## WORK REQUIRED
Provide only the number of lines where "education" occurs.

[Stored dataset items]
##########

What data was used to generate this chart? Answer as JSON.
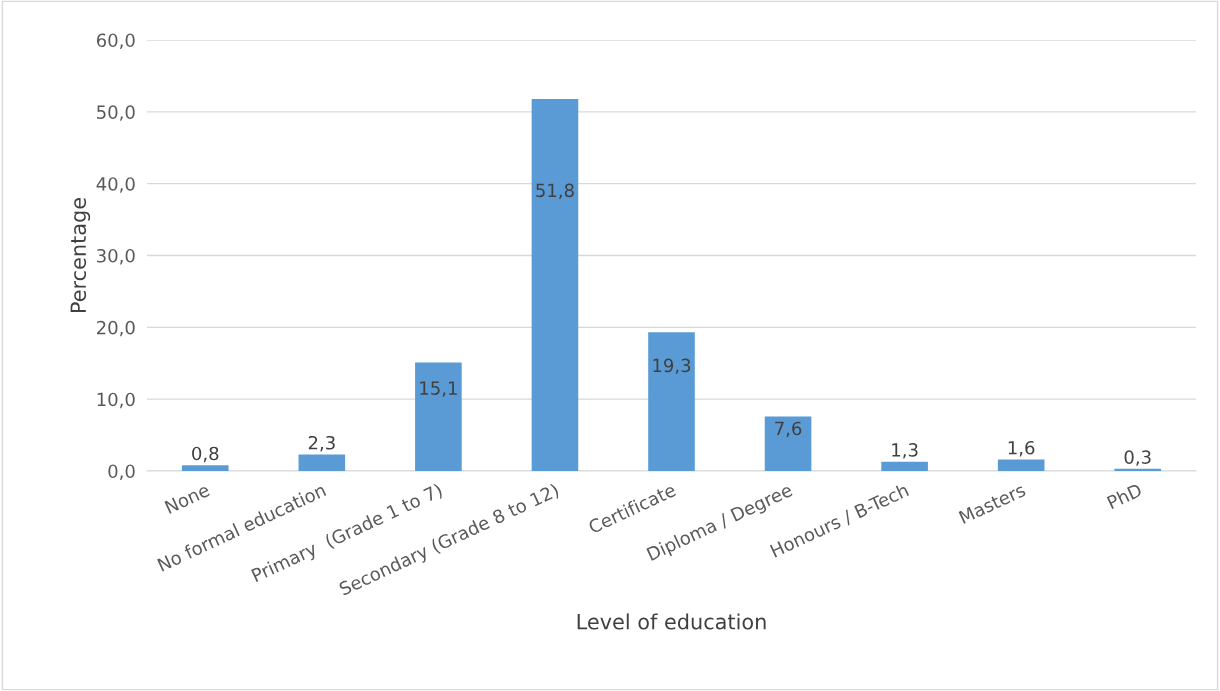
{
  "chart_data": {
    "type": "bar",
    "xlabel": "Level of education",
    "ylabel": "Percentage",
    "categories": [
      "None",
      "No formal education",
      "Primary  (Grade 1 to 7)",
      "Secondary (Grade 8 to 12)",
      "Certificate",
      "Diploma / Degree",
      "Honours / B-Tech",
      "Masters",
      "PhD"
    ],
    "values": [
      0.8,
      2.3,
      15.1,
      51.8,
      19.3,
      7.6,
      1.3,
      1.6,
      0.3
    ],
    "value_labels": [
      "0,8",
      "2,3",
      "15,1",
      "51,8",
      "19,3",
      "7,6",
      "1,3",
      "1,6",
      "0,3"
    ],
    "color": "#5b9bd5",
    "ylim": [
      0,
      60
    ],
    "yticks": [
      {
        "value": 0,
        "label": "0,0"
      },
      {
        "value": 10,
        "label": "10,0"
      },
      {
        "value": 20,
        "label": "20,0"
      },
      {
        "value": 30,
        "label": "30,0"
      },
      {
        "value": 40,
        "label": "40,0"
      },
      {
        "value": 50,
        "label": "50,0"
      },
      {
        "value": 60,
        "label": "60,0"
      }
    ],
    "grid": "y",
    "legend": false
  }
}
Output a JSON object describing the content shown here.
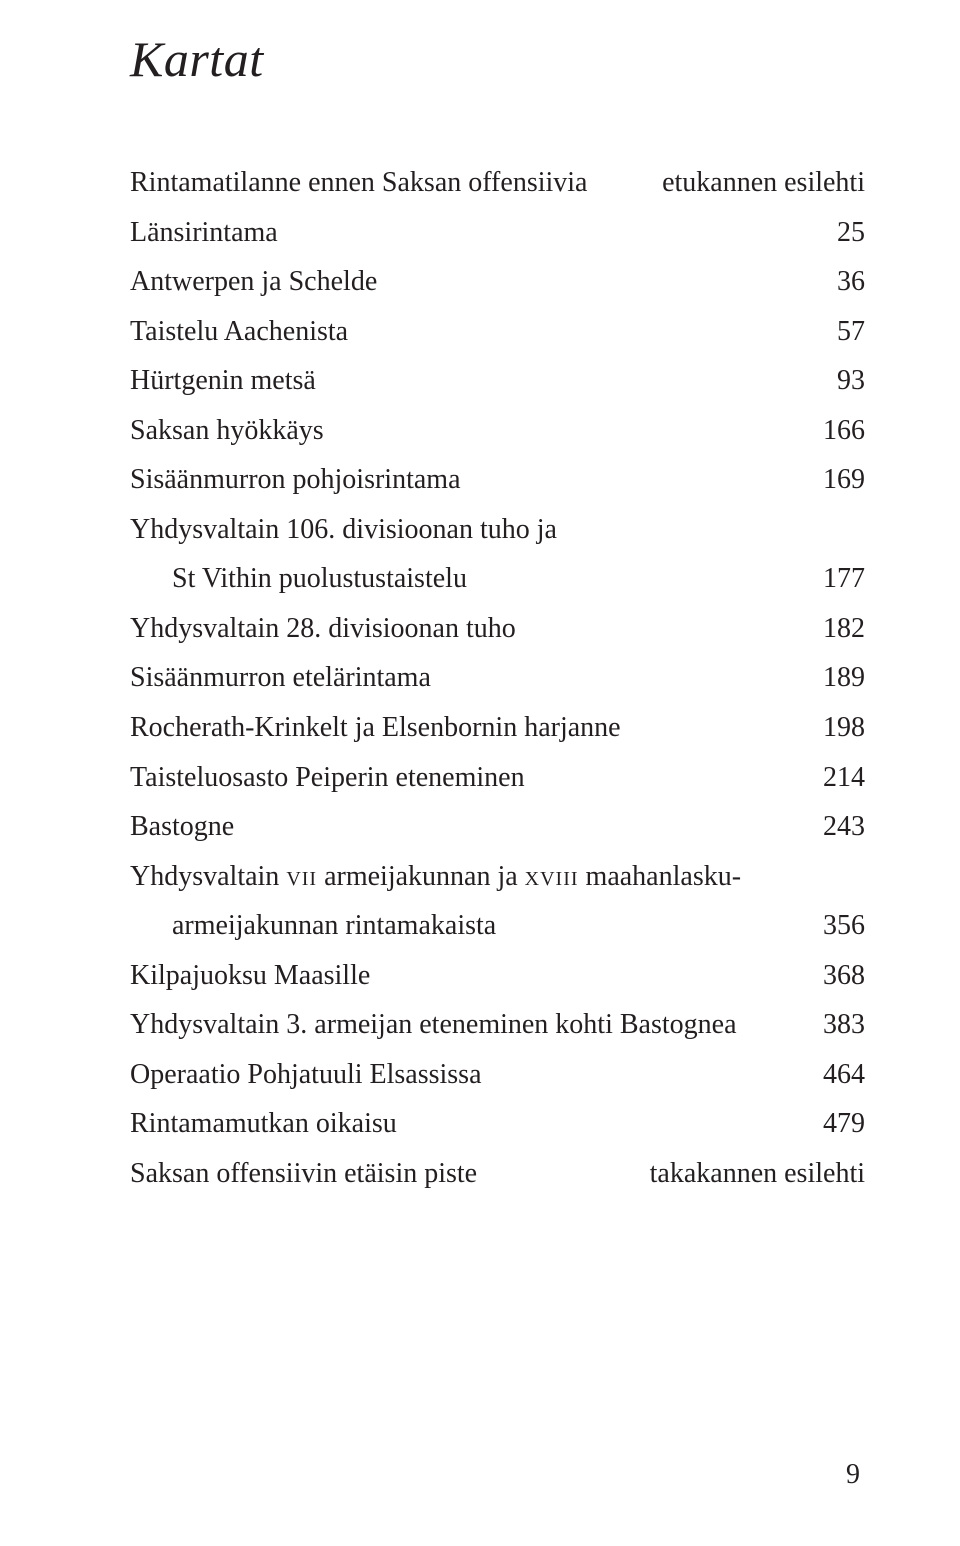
{
  "title": "Kartat",
  "entries": [
    {
      "label": "Rintamatilanne ennen Saksan offensiivia",
      "value": "etukannen esilehti",
      "indent": false
    },
    {
      "label": "Länsirintama",
      "value": "25",
      "indent": false
    },
    {
      "label": "Antwerpen ja Schelde",
      "value": "36",
      "indent": false
    },
    {
      "label": "Taistelu Aachenista",
      "value": "57",
      "indent": false
    },
    {
      "label": "Hürtgenin metsä",
      "value": "93",
      "indent": false
    },
    {
      "label": "Saksan hyökkäys",
      "value": "166",
      "indent": false
    },
    {
      "label": "Sisäänmurron pohjoisrintama",
      "value": "169",
      "indent": false
    },
    {
      "label": "Yhdysvaltain 106. divisioonan tuho ja",
      "value": "",
      "indent": false
    },
    {
      "label": "St Vithin puolustustaistelu",
      "value": "177",
      "indent": true
    },
    {
      "label": "Yhdysvaltain 28. divisioonan tuho",
      "value": "182",
      "indent": false
    },
    {
      "label": "Sisäänmurron etelärintama",
      "value": "189",
      "indent": false
    },
    {
      "label": "Rocherath-Krinkelt ja Elsenbornin harjanne",
      "value": "198",
      "indent": false
    },
    {
      "label": "Taisteluosasto Peiperin eteneminen",
      "value": "214",
      "indent": false
    },
    {
      "label": "Bastogne",
      "value": "243",
      "indent": false
    },
    {
      "label": "Yhdysvaltain <span class=\"sc\">vii</span> armeijakunnan ja <span class=\"sc\">xviii</span> maahanlasku-",
      "value": "",
      "indent": false,
      "html": true
    },
    {
      "label": "armeijakunnan rintamakaista",
      "value": "356",
      "indent": true
    },
    {
      "label": "Kilpajuoksu Maasille",
      "value": "368",
      "indent": false
    },
    {
      "label": "Yhdysvaltain 3. armeijan eteneminen kohti Bastognea",
      "value": "383",
      "indent": false
    },
    {
      "label": "Operaatio Pohjatuuli Elsassissa",
      "value": "464",
      "indent": false
    },
    {
      "label": "Rintamamutkan oikaisu",
      "value": "479",
      "indent": false
    },
    {
      "label": "Saksan offensiivin etäisin piste",
      "value": "takakannen esilehti",
      "indent": false
    }
  ],
  "pageNumber": "9"
}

##########

## TASK SOLUTION
2